[Dataset items]
________________________

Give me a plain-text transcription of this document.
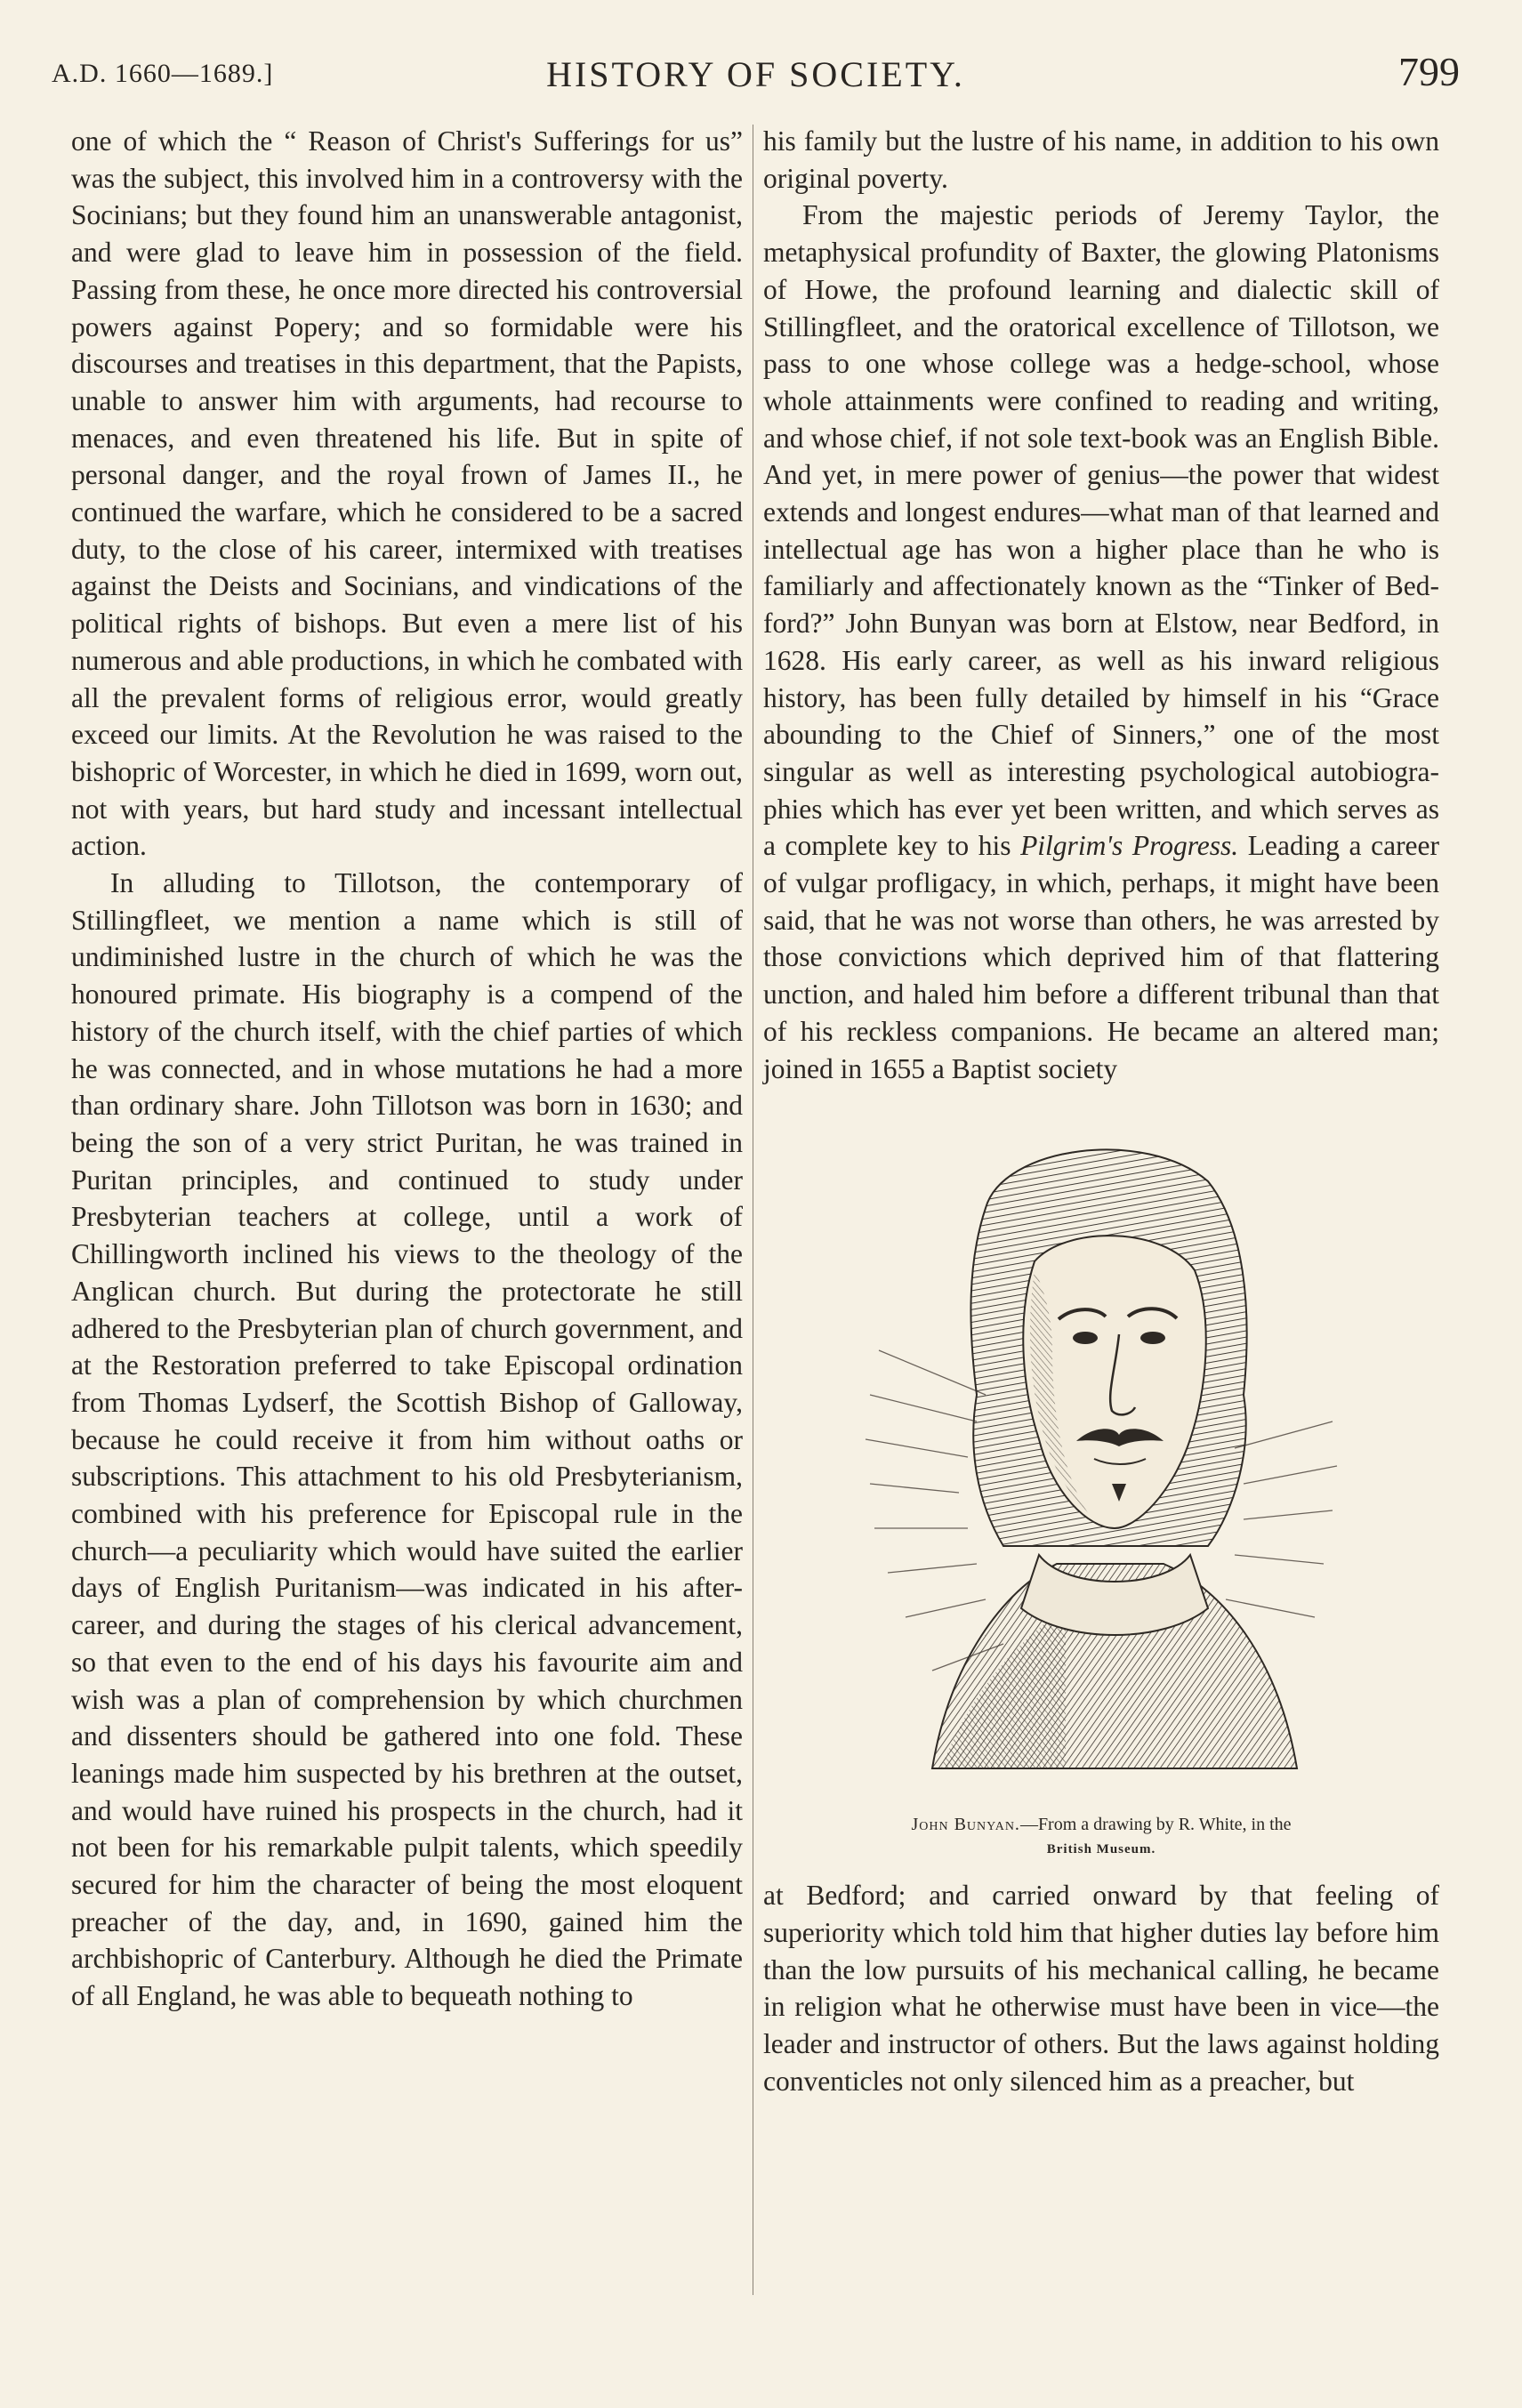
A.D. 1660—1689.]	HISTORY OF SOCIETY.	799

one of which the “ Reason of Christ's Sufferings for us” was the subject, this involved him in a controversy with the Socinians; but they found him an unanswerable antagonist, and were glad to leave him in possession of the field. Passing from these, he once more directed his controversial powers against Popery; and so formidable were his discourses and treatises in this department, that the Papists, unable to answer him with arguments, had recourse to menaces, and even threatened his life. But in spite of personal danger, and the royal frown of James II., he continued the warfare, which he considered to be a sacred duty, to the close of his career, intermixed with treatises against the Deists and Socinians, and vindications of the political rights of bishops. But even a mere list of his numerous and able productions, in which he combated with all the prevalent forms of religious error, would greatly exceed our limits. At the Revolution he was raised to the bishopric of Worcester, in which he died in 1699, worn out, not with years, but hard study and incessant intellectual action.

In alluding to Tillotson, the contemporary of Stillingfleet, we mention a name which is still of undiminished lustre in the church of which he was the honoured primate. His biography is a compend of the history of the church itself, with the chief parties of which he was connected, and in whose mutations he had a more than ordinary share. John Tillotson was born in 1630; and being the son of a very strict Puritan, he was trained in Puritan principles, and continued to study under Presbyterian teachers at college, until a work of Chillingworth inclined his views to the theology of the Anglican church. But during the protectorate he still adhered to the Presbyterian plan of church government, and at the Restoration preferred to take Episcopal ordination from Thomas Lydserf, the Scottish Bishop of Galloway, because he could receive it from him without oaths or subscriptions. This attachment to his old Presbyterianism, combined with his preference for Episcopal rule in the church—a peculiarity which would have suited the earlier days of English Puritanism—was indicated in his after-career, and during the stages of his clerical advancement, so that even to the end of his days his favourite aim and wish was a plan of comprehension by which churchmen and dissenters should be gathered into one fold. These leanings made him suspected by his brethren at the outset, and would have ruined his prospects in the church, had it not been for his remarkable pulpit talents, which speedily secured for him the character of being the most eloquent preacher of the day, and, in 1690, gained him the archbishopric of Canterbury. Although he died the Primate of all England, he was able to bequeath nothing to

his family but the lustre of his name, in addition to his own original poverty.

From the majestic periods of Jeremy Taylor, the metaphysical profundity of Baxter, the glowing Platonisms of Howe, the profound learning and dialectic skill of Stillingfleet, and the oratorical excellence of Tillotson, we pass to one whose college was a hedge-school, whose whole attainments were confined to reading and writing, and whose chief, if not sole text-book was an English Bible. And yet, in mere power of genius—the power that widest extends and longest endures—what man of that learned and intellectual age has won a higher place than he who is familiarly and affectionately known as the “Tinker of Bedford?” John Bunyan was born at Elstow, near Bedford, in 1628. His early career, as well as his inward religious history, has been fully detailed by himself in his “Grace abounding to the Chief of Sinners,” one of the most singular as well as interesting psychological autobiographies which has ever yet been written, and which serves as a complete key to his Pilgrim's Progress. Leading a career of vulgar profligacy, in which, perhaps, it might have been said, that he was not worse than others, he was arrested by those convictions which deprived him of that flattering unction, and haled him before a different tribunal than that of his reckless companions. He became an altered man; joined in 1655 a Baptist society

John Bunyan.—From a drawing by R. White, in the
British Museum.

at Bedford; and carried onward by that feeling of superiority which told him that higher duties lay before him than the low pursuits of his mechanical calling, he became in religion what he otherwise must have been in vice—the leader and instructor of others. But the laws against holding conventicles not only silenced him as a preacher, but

________________________

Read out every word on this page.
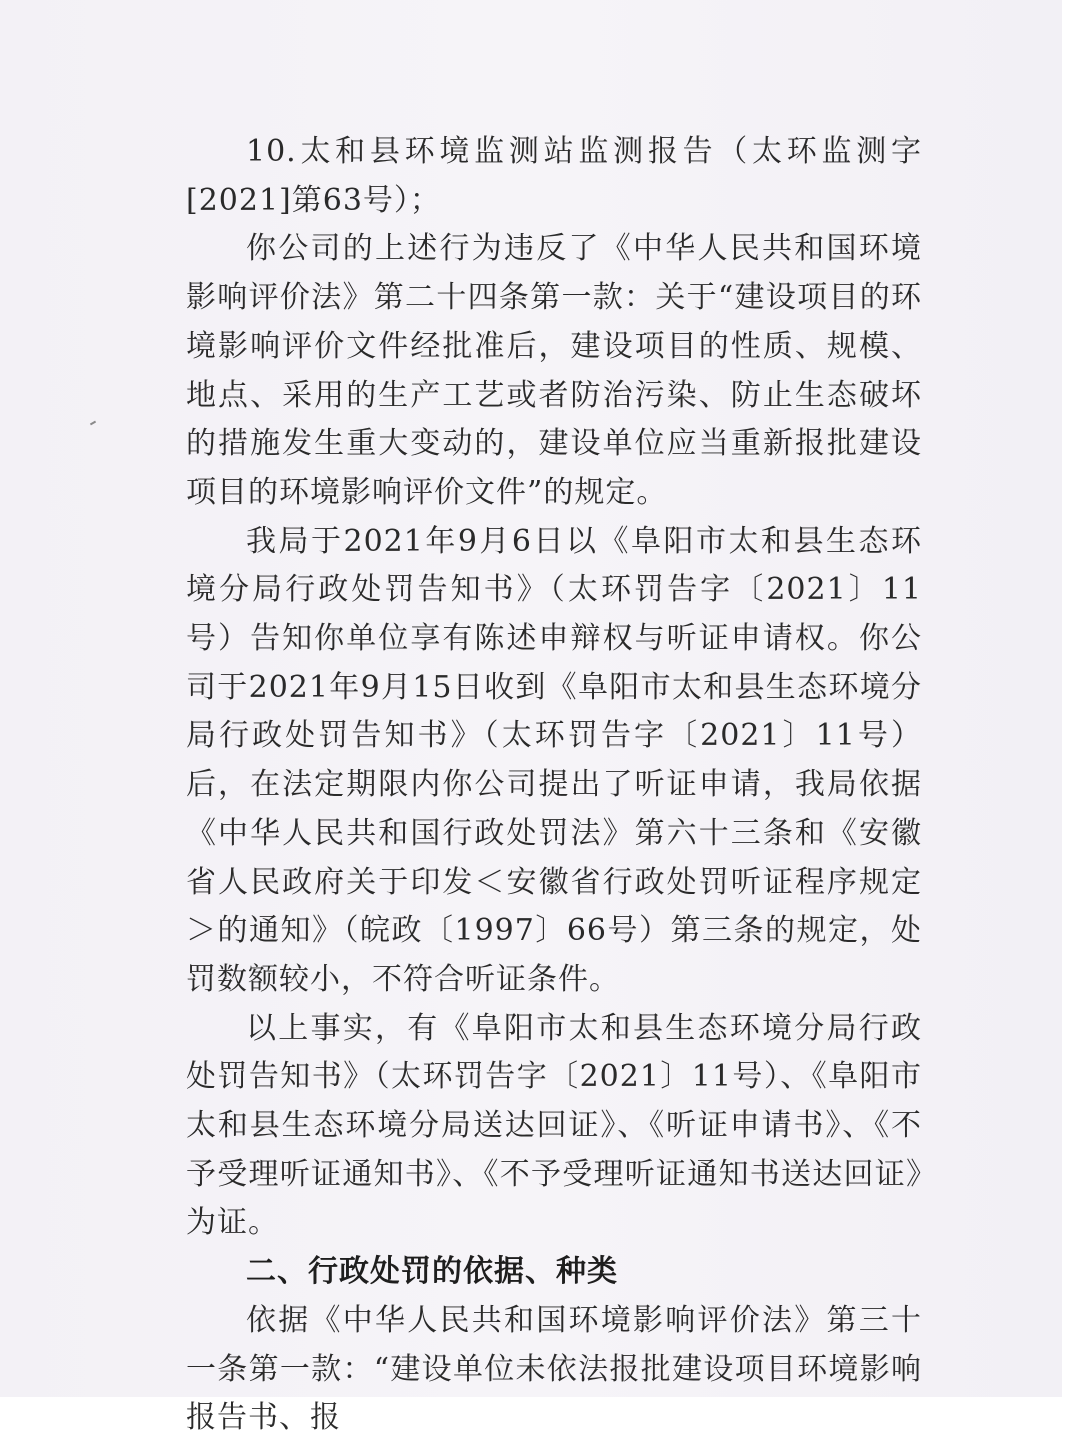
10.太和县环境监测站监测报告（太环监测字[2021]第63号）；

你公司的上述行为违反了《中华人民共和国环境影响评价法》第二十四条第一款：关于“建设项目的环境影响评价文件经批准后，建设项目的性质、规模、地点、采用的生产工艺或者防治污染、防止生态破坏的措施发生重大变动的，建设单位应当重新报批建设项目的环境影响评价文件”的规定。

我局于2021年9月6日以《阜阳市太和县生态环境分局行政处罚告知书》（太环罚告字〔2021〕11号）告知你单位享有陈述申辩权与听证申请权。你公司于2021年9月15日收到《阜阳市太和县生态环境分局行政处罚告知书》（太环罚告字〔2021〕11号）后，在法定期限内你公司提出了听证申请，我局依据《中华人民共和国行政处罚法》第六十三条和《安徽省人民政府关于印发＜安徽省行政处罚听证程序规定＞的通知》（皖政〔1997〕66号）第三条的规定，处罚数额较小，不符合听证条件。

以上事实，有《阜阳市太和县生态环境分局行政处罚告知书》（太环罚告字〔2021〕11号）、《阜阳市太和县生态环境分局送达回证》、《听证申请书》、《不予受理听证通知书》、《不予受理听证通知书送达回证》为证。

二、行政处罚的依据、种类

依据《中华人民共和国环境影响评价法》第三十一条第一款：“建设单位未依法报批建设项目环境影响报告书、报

________________________

→ **The exercise**:
In the listing above, find each line with the word "太环罚告字" and copy it.

→ **Solution to this exercise**:
我局于2021年9月6日以《阜阳市太和县生态环境分局行政处罚告知书》（太环罚告字〔2021〕11号）告知你单位享有陈述申辩权与听证申请权。你公司于2021年9月15日收到《阜阳市太和县生态环境分局行政处罚告知书》（太环罚告字〔2021〕11号）后，在法定期限内你公司提出了听证申请，我局依据《中华人民共和国行政处罚法》第六十三条和《安徽省人民政府关于印发＜安徽省行政处罚听证程序规定＞的通知》（皖政〔1997〕66号）第三条的规定，处罚数额较小，不符合听证条件。
以上事实，有《阜阳市太和县生态环境分局行政处罚告知书》（太环罚告字〔2021〕11号）、《阜阳市太和县生态环境分局送达回证》、《听证申请书》、《不予受理听证通知书》、《不予受理听证通知书送达回证》为证。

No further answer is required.